> _Provided entries_:
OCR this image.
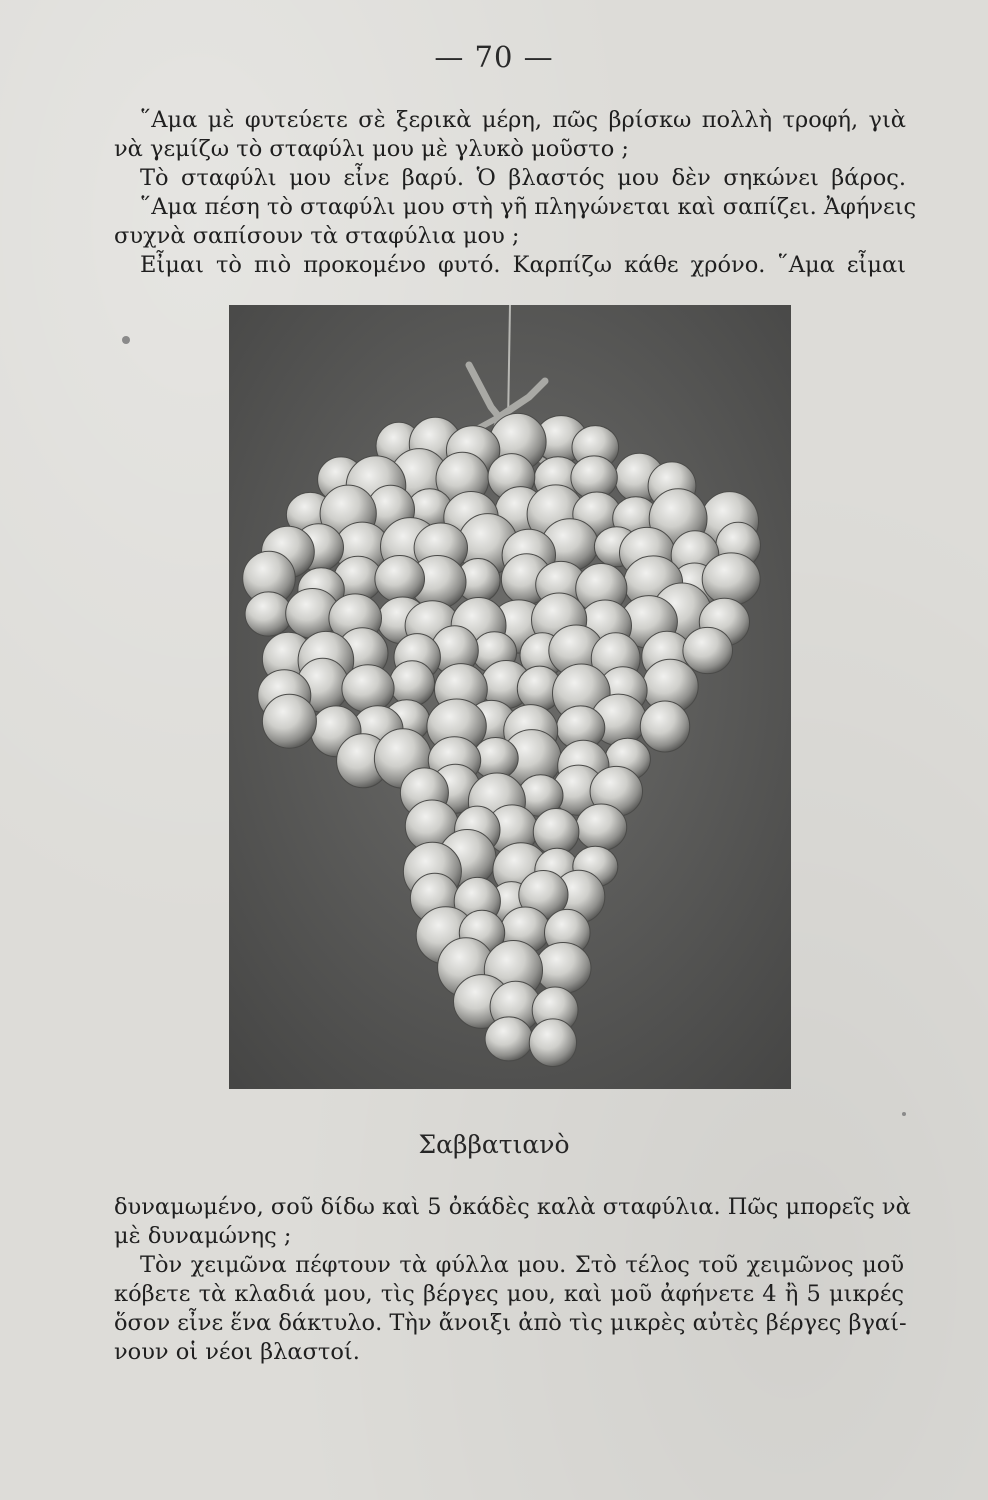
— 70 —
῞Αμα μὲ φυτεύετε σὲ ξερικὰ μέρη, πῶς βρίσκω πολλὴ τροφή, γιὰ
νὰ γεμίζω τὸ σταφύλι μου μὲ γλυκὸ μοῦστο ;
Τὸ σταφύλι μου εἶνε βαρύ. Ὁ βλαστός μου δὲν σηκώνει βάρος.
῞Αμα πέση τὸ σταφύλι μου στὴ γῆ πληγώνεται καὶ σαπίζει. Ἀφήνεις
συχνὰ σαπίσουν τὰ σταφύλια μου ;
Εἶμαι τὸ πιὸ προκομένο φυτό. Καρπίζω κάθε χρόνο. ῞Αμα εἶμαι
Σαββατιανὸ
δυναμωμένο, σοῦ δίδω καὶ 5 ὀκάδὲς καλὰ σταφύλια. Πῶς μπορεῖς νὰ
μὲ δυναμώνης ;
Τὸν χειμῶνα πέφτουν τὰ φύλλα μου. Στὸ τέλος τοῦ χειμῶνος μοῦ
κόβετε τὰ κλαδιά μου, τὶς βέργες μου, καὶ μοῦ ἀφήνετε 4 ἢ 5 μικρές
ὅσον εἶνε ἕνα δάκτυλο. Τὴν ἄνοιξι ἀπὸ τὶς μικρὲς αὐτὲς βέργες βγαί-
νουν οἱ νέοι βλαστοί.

> _Given request_: Copy all the entries word for word. Omit any pictures.

> _Result of this task_:
OCR this image.
— 70 —
῞Αμα μὲ φυτεύετε σὲ ξερικὰ μέρη, πῶς βρίσκω πολλὴ τροφή, γιὰ
νὰ γεμίζω τὸ σταφύλι μου μὲ γλυκὸ μοῦστο ;
Τὸ σταφύλι μου εἶνε βαρύ. Ὁ βλαστός μου δὲν σηκώνει βάρος.
῞Αμα πέση τὸ σταφύλι μου στὴ γῆ πληγώνεται καὶ σαπίζει. Ἀφήνεις
συχνὰ σαπίσουν τὰ σταφύλια μου ;
Εἶμαι τὸ πιὸ προκομένο φυτό. Καρπίζω κάθε χρόνο. ῞Αμα εἶμαι
Σαββατιανὸ
δυναμωμένο, σοῦ δίδω καὶ 5 ὀκάδὲς καλὰ σταφύλια. Πῶς μπορεῖς νὰ
μὲ δυναμώνης ;
Τὸν χειμῶνα πέφτουν τὰ φύλλα μου. Στὸ τέλος τοῦ χειμῶνος μοῦ
κόβετε τὰ κλαδιά μου, τὶς βέργες μου, καὶ μοῦ ἀφήνετε 4 ἢ 5 μικρές
ὅσον εἶνε ἕνα δάκτυλο. Τὴν ἄνοιξι ἀπὸ τὶς μικρὲς αὐτὲς βέργες βγαί-
νουν οἱ νέοι βλαστοί.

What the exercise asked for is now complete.